═══ Supplied entries ═══

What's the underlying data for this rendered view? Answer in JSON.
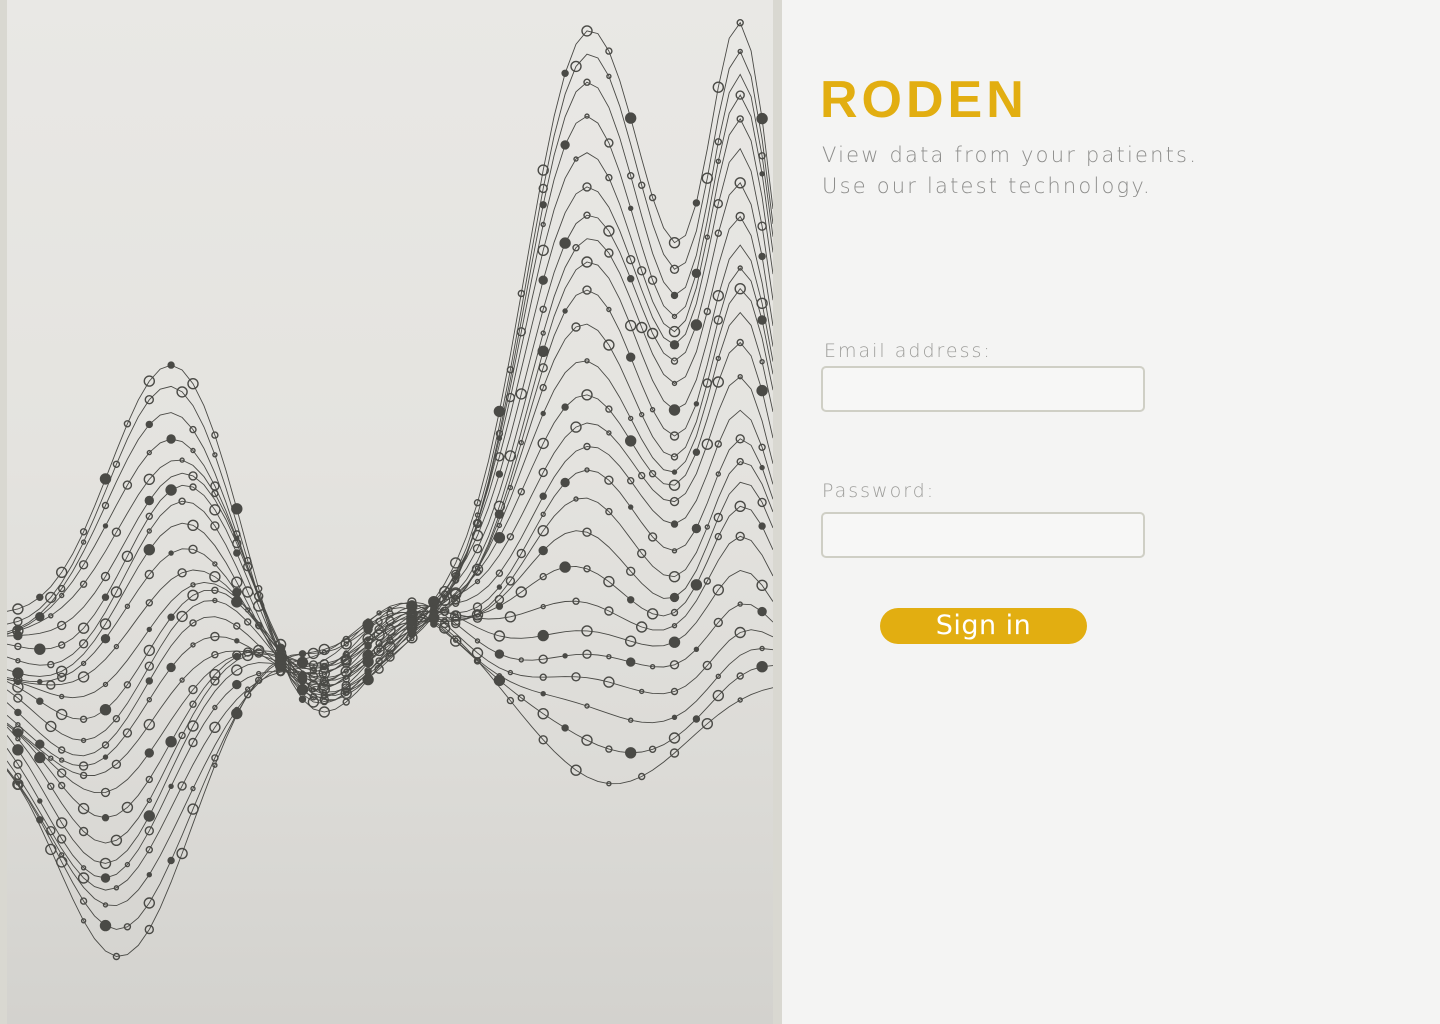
{
  "brand": {
    "name": "RODEN",
    "color": "#e2ae11"
  },
  "tagline": {
    "line1": "View data from your patients.",
    "line2": "Use our latest technology."
  },
  "login_form": {
    "email_label": "Email address:",
    "email_value": "",
    "password_label": "Password:",
    "password_value": "",
    "submit_label": "Sign in"
  },
  "hero": {
    "illustration": "abstract-data-wave-illustration"
  }
}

═══

The data is to be returned exactly as it stands, pictures aside.

▶ Solution to this exercise
What's the underlying data for this rendered view? Answer in JSON.
{
  "brand": {
    "name": "RODEN",
    "color": "#e2ae11"
  },
  "tagline": {
    "line1": "View data from your patients.",
    "line2": "Use our latest technology."
  },
  "login_form": {
    "email_label": "Email address:",
    "email_value": "",
    "password_label": "Password:",
    "password_value": "",
    "submit_label": "Sign in"
  },
  "hero": {
    "illustration": "abstract-data-wave-illustration"
  }
}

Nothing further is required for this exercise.